== Given problem ==
Go through the listing below and list every line with "JSON".

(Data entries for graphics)
★ ★ ★
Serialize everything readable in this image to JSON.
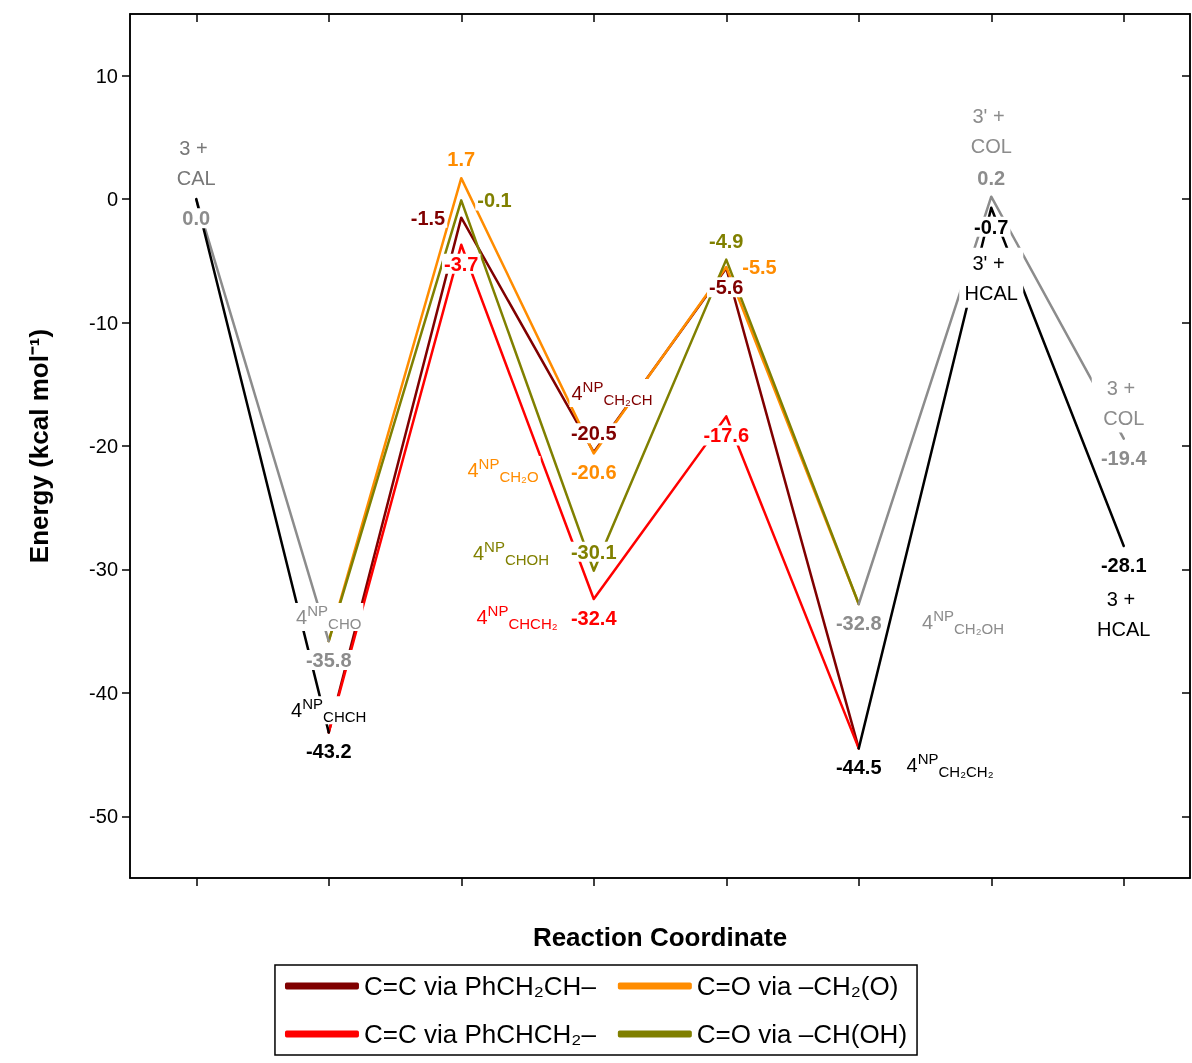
{
  "chart_data": {
    "type": "line",
    "xlabel": "Reaction Coordinate",
    "ylabel": "Energy (kcal mol⁻¹)",
    "categories": [
      null,
      null,
      null,
      null,
      null,
      null,
      null,
      null
    ],
    "ylim": [
      -55,
      15
    ],
    "yticks": [
      -50,
      -40,
      -30,
      -20,
      -10,
      0,
      10
    ],
    "tick_labels": "y",
    "grid": false,
    "legend": "bottom",
    "series": [
      {
        "name": "C=C via PhCH₂CH–",
        "color": "#800000",
        "values": [
          null,
          -43.2,
          -1.5,
          -20.5,
          -5.6,
          -44.5,
          null,
          null
        ],
        "value_labels": [
          null,
          null,
          "-1.5",
          "-20.5",
          "-5.6",
          null,
          null,
          null
        ]
      },
      {
        "name": "C=O via –CH₂(O)",
        "color": "#ff8c00",
        "values": [
          null,
          -35.8,
          1.7,
          -20.6,
          -5.5,
          -32.8,
          null,
          null
        ],
        "value_labels": [
          null,
          null,
          "1.7",
          "-20.6",
          "-5.5",
          null,
          null,
          null
        ]
      },
      {
        "name": "C=C via PhCHCH₂–",
        "color": "#ff0000",
        "values": [
          null,
          -43.2,
          -3.7,
          -32.4,
          -17.6,
          -44.5,
          null,
          null
        ],
        "value_labels": [
          null,
          null,
          "-3.7",
          "-32.4",
          "-17.6",
          null,
          null,
          null
        ]
      },
      {
        "name": "C=O via –CH(OH)",
        "color": "#808000",
        "values": [
          null,
          -35.8,
          -0.1,
          -30.1,
          -4.9,
          -32.8,
          null,
          null
        ],
        "value_labels": [
          null,
          null,
          "-0.1",
          "-30.1",
          "-4.9",
          null,
          null,
          null
        ]
      },
      {
        "color": "#8c8c8c",
        "colors": [
          "#c8c8c8",
          "#8c8c8c",
          null,
          null,
          null,
          "#8c8c8c",
          "#8c8c8c",
          "#8c8c8c"
        ],
        "values": [
          0.0,
          -35.8,
          null,
          null,
          null,
          -32.8,
          0.2,
          -19.4
        ],
        "value_labels": [
          "0.0",
          "-35.8",
          null,
          null,
          null,
          "-32.8",
          "0.2",
          "-19.4"
        ]
      },
      {
        "color": "#000000",
        "colors": [
          "#c8c8c8",
          "#000000",
          null,
          null,
          null,
          "#000000",
          "#000000",
          "#000000"
        ],
        "values": [
          0.0,
          -43.2,
          null,
          null,
          null,
          -44.5,
          -0.7,
          -28.1
        ],
        "value_labels": [
          null,
          "-43.2",
          null,
          null,
          null,
          "-44.5",
          "-0.7",
          "-28.1"
        ]
      }
    ],
    "annotations": [
      {
        "text": "3 + CAL",
        "y": 0.0
      },
      {
        "text": "4$^{NP}$$_{CHO}$",
        "y": -35.8
      },
      {
        "text": "4$^{NP}$$_{CHCH}$",
        "y": -43.2
      },
      "4$^{NP}$$_{CH₂CH}$",
      "4$^{NP}$$_{CH₂O}$",
      "4$^{NP}$$_{CHOH}$",
      "4$^{NP}$$_{CHCH₂}$",
      "4$^{NP}$$_{CH₂OH}$",
      "4$^{NP}$$_{CH₂CH₂}$",
      {
        "text": "3' + COL",
        "y": 0.2
      },
      {
        "text": "3' + HCAL",
        "y": -0.7
      },
      {
        "text": "3 + COL",
        "y": -19.4
      },
      {
        "text": "3 + HCAL",
        "y": -28.1
      }
    ]
  }
}
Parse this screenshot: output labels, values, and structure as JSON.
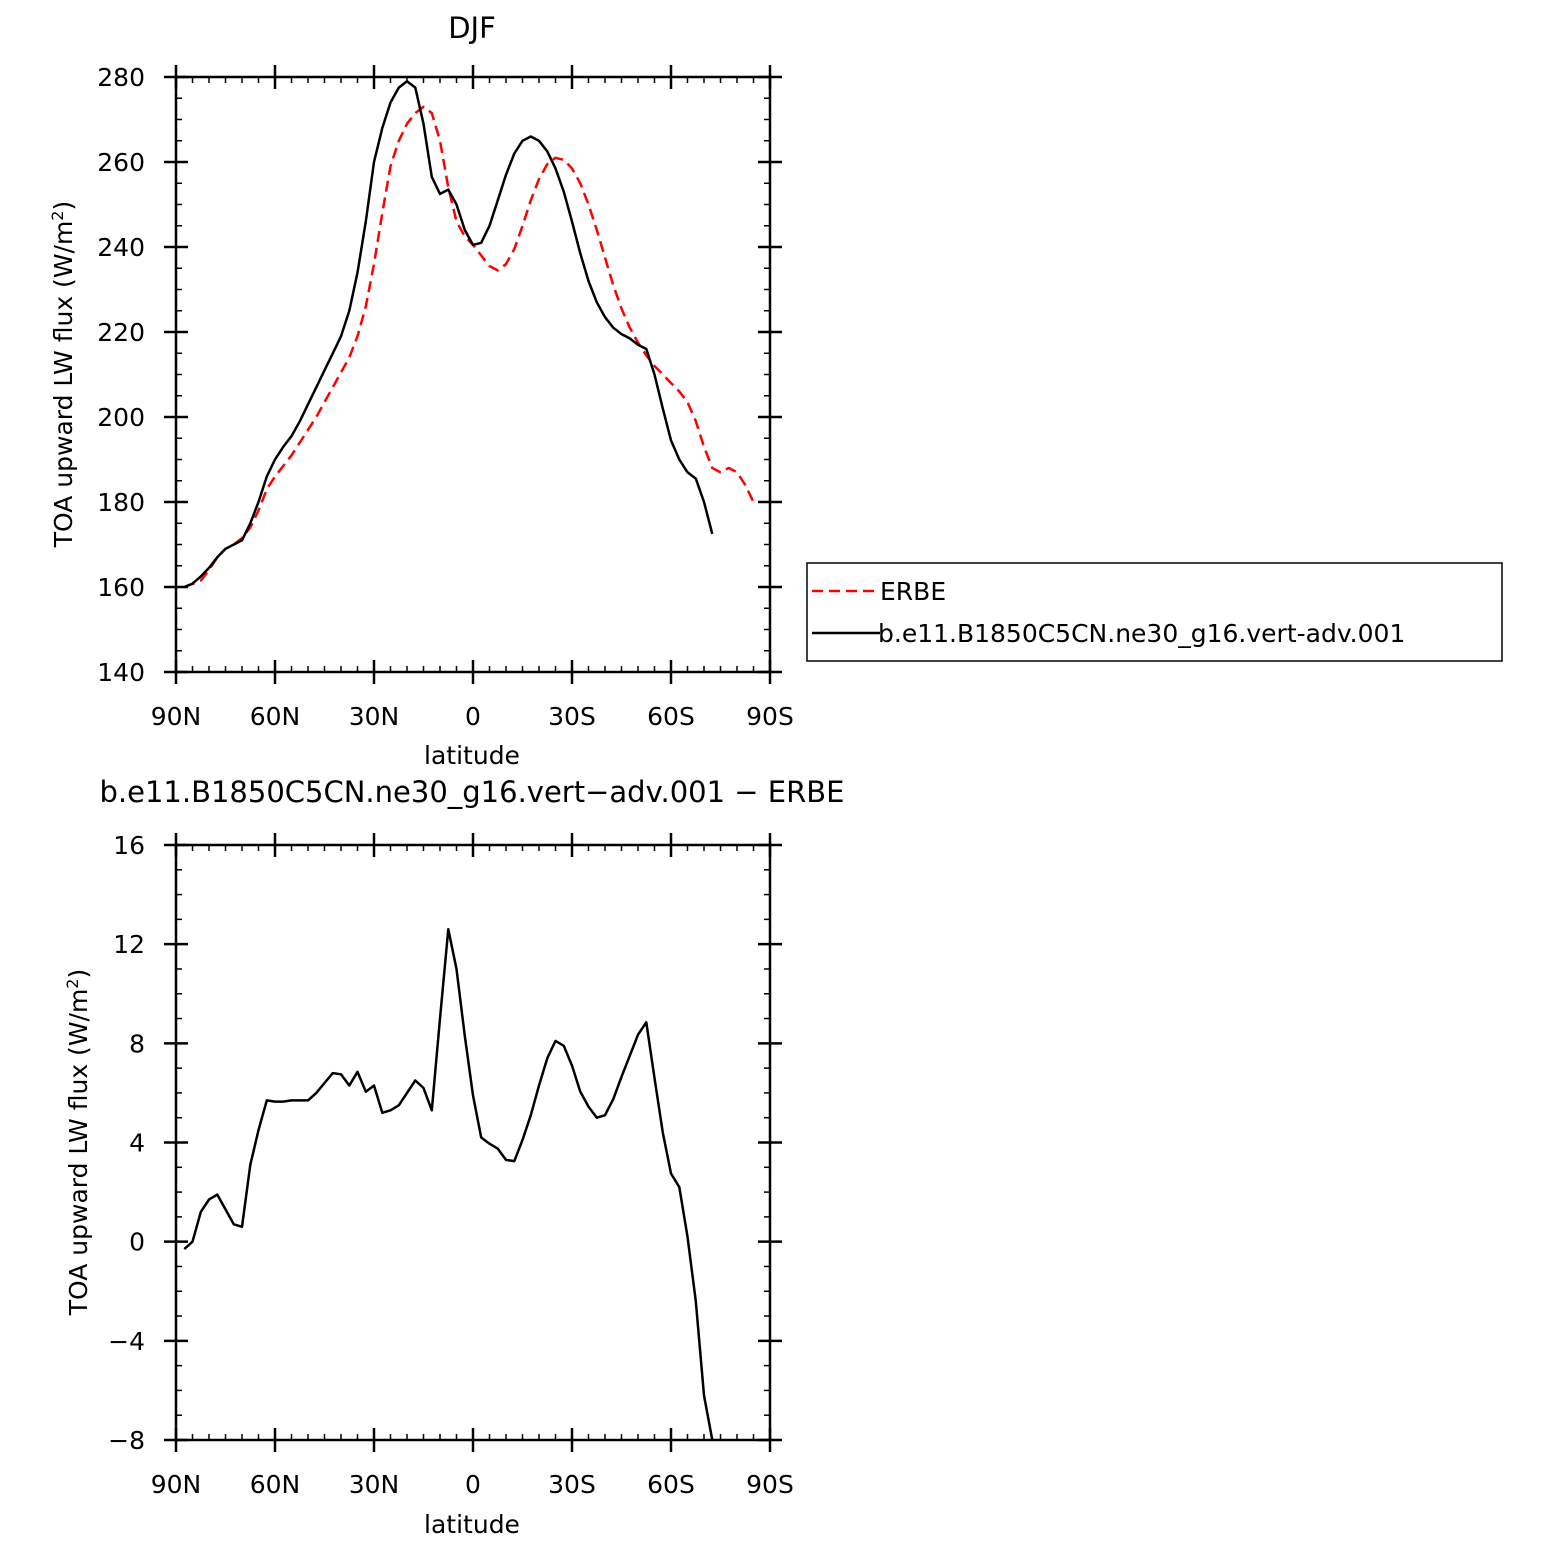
{
  "chart_data": [
    {
      "type": "line",
      "title": "DJF",
      "xlabel": "latitude",
      "ylabel": "TOA upward LW flux (W/m",
      "ylabel_sup": "2",
      "ylabel_close": ")",
      "xlim": [
        90,
        -90
      ],
      "ylim": [
        140,
        280
      ],
      "x_ticks": [
        90,
        60,
        30,
        0,
        -30,
        -60,
        -90
      ],
      "x_tick_labels": [
        "90N",
        "60N",
        "30N",
        "0",
        "30S",
        "60S",
        "90S"
      ],
      "y_ticks": [
        140,
        160,
        180,
        200,
        220,
        240,
        260,
        280
      ],
      "y_tick_labels": [
        "140",
        "160",
        "180",
        "200",
        "220",
        "240",
        "260",
        "280"
      ],
      "legend_position": "right",
      "series": [
        {
          "name": "ERBE",
          "color": "#ff0000",
          "dashed": true,
          "points": [
            [
              87.5,
              160
            ],
            [
              85,
              160.7
            ],
            [
              82.5,
              161.5
            ],
            [
              80,
              164
            ],
            [
              77.5,
              167
            ],
            [
              75,
              169
            ],
            [
              72.5,
              170
            ],
            [
              70,
              171.5
            ],
            [
              67.5,
              174
            ],
            [
              65,
              178
            ],
            [
              62.5,
              183
            ],
            [
              60,
              186
            ],
            [
              57.5,
              188.5
            ],
            [
              55,
              191
            ],
            [
              52.5,
              194
            ],
            [
              50,
              197
            ],
            [
              47.5,
              200
            ],
            [
              45,
              203.5
            ],
            [
              42.5,
              207
            ],
            [
              40,
              210.5
            ],
            [
              37.5,
              214
            ],
            [
              35,
              219
            ],
            [
              32.5,
              226
            ],
            [
              30,
              236
            ],
            [
              27.5,
              248
            ],
            [
              25,
              259
            ],
            [
              22.5,
              265
            ],
            [
              20,
              269
            ],
            [
              17.5,
              271.5
            ],
            [
              15,
              273
            ],
            [
              12.5,
              271.5
            ],
            [
              10,
              265
            ],
            [
              7.5,
              254
            ],
            [
              5,
              246
            ],
            [
              2.5,
              242.5
            ],
            [
              0,
              240.5
            ],
            [
              -2.5,
              238
            ],
            [
              -5,
              235.5
            ],
            [
              -7.5,
              234.5
            ],
            [
              -10,
              236
            ],
            [
              -12.5,
              239.5
            ],
            [
              -15,
              245
            ],
            [
              -17.5,
              251
            ],
            [
              -20,
              256
            ],
            [
              -22.5,
              259.5
            ],
            [
              -25,
              261
            ],
            [
              -27.5,
              260.5
            ],
            [
              -30,
              258.5
            ],
            [
              -32.5,
              255
            ],
            [
              -35,
              250
            ],
            [
              -37.5,
              244
            ],
            [
              -40,
              237.5
            ],
            [
              -42.5,
              231
            ],
            [
              -45,
              225.5
            ],
            [
              -47.5,
              221
            ],
            [
              -50,
              217.5
            ],
            [
              -52.5,
              214.5
            ],
            [
              -55,
              212
            ],
            [
              -57.5,
              210
            ],
            [
              -60,
              208
            ],
            [
              -62.5,
              206
            ],
            [
              -65,
              203.5
            ],
            [
              -67.5,
              199
            ],
            [
              -70,
              193
            ],
            [
              -72.5,
              188
            ],
            [
              -75,
              187
            ],
            [
              -77.5,
              188
            ],
            [
              -80,
              187
            ],
            [
              -82.5,
              184
            ],
            [
              -85,
              180
            ]
          ]
        },
        {
          "name": "b.e11.B1850C5CN.ne30_g16.vert-adv.001",
          "color": "#000000",
          "dashed": false,
          "points": [
            [
              87.5,
              160
            ],
            [
              85,
              160.8
            ],
            [
              82.5,
              162.5
            ],
            [
              80,
              164.5
            ],
            [
              77.5,
              167
            ],
            [
              75,
              169
            ],
            [
              72.5,
              170
            ],
            [
              70,
              171
            ],
            [
              67.5,
              175
            ],
            [
              65,
              180
            ],
            [
              62.5,
              186
            ],
            [
              60,
              190
            ],
            [
              57.5,
              193
            ],
            [
              55,
              195.5
            ],
            [
              52.5,
              199
            ],
            [
              50,
              203
            ],
            [
              47.5,
              207
            ],
            [
              45,
              211
            ],
            [
              42.5,
              215
            ],
            [
              40,
              219
            ],
            [
              37.5,
              225
            ],
            [
              35,
              234
            ],
            [
              32.5,
              246
            ],
            [
              30,
              260
            ],
            [
              27.5,
              268
            ],
            [
              25,
              274
            ],
            [
              22.5,
              277.5
            ],
            [
              20,
              279
            ],
            [
              17.5,
              277.5
            ],
            [
              15,
              269
            ],
            [
              12.5,
              256.5
            ],
            [
              10,
              252.5
            ],
            [
              7.5,
              253.5
            ],
            [
              5,
              250
            ],
            [
              2.5,
              244
            ],
            [
              0,
              240.5
            ],
            [
              -2.5,
              241
            ],
            [
              -5,
              245
            ],
            [
              -7.5,
              251
            ],
            [
              -10,
              257
            ],
            [
              -12.5,
              262
            ],
            [
              -15,
              265
            ],
            [
              -17.5,
              266
            ],
            [
              -20,
              265
            ],
            [
              -22.5,
              262.5
            ],
            [
              -25,
              258.5
            ],
            [
              -27.5,
              253
            ],
            [
              -30,
              246
            ],
            [
              -32.5,
              238.5
            ],
            [
              -35,
              232
            ],
            [
              -37.5,
              227
            ],
            [
              -40,
              223.5
            ],
            [
              -42.5,
              221
            ],
            [
              -45,
              219.5
            ],
            [
              -47.5,
              218.5
            ],
            [
              -50,
              217
            ],
            [
              -52.5,
              216
            ],
            [
              -55,
              210
            ],
            [
              -57.5,
              202
            ],
            [
              -60,
              194.5
            ],
            [
              -62.5,
              190
            ],
            [
              -65,
              187
            ],
            [
              -67.5,
              185.5
            ],
            [
              -70,
              180
            ],
            [
              -72.5,
              172.5
            ]
          ]
        }
      ]
    },
    {
      "type": "line",
      "title": "b.e11.B1850C5CN.ne30_g16.vert−adv.001  −  ERBE",
      "xlabel": "latitude",
      "ylabel": "TOA upward LW flux (W/m",
      "ylabel_sup": "2",
      "ylabel_close": ")",
      "xlim": [
        90,
        -90
      ],
      "ylim": [
        -8,
        16
      ],
      "x_ticks": [
        90,
        60,
        30,
        0,
        -30,
        -60,
        -90
      ],
      "x_tick_labels": [
        "90N",
        "60N",
        "30N",
        "0",
        "30S",
        "60S",
        "90S"
      ],
      "y_ticks": [
        -8,
        -4,
        0,
        4,
        8,
        12,
        16
      ],
      "y_tick_labels": [
        "−8",
        "−4",
        "0",
        "4",
        "8",
        "12",
        "16"
      ],
      "series": [
        {
          "color": "#000000",
          "dashed": false,
          "points": [
            [
              87.5,
              -0.3
            ],
            [
              85,
              0
            ],
            [
              82.5,
              1.2
            ],
            [
              80,
              1.7
            ],
            [
              77.5,
              1.9
            ],
            [
              75,
              1.3
            ],
            [
              72.5,
              0.7
            ],
            [
              70,
              0.6
            ],
            [
              67.5,
              3.1
            ],
            [
              65,
              4.5
            ],
            [
              62.5,
              5.7
            ],
            [
              60,
              5.65
            ],
            [
              57.5,
              5.65
            ],
            [
              55,
              5.7
            ],
            [
              52.5,
              5.7
            ],
            [
              50,
              5.7
            ],
            [
              47.5,
              6
            ],
            [
              45,
              6.4
            ],
            [
              42.5,
              6.8
            ],
            [
              40,
              6.75
            ],
            [
              37.5,
              6.3
            ],
            [
              35,
              6.85
            ],
            [
              32.5,
              6.05
            ],
            [
              30,
              6.3
            ],
            [
              27.5,
              5.2
            ],
            [
              25,
              5.3
            ],
            [
              22.5,
              5.5
            ],
            [
              20,
              6
            ],
            [
              17.5,
              6.5
            ],
            [
              15,
              6.2
            ],
            [
              12.5,
              5.3
            ],
            [
              10,
              9
            ],
            [
              7.5,
              12.6
            ],
            [
              5,
              11
            ],
            [
              2.5,
              8.3
            ],
            [
              0,
              5.9
            ],
            [
              -2.5,
              4.2
            ],
            [
              -5,
              3.95
            ],
            [
              -7.5,
              3.75
            ],
            [
              -10,
              3.3
            ],
            [
              -12.5,
              3.25
            ],
            [
              -15,
              4.1
            ],
            [
              -17.5,
              5.1
            ],
            [
              -20,
              6.3
            ],
            [
              -22.5,
              7.4
            ],
            [
              -25,
              8.1
            ],
            [
              -27.5,
              7.9
            ],
            [
              -30,
              7.1
            ],
            [
              -32.5,
              6.05
            ],
            [
              -35,
              5.45
            ],
            [
              -37.5,
              5
            ],
            [
              -40,
              5.1
            ],
            [
              -42.5,
              5.75
            ],
            [
              -45,
              6.65
            ],
            [
              -47.5,
              7.5
            ],
            [
              -50,
              8.35
            ],
            [
              -52.5,
              8.85
            ],
            [
              -55,
              6.6
            ],
            [
              -57.5,
              4.4
            ],
            [
              -60,
              2.75
            ],
            [
              -62.5,
              2.2
            ],
            [
              -65,
              0.2
            ],
            [
              -67.5,
              -2.4
            ],
            [
              -70,
              -6.2
            ],
            [
              -72.5,
              -8
            ]
          ]
        }
      ]
    }
  ]
}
★ ★ ★
== The completed task ==
Serialize everything readable in this image to JSON.
Parse this screenshot: output labels, values, and structure as JSON.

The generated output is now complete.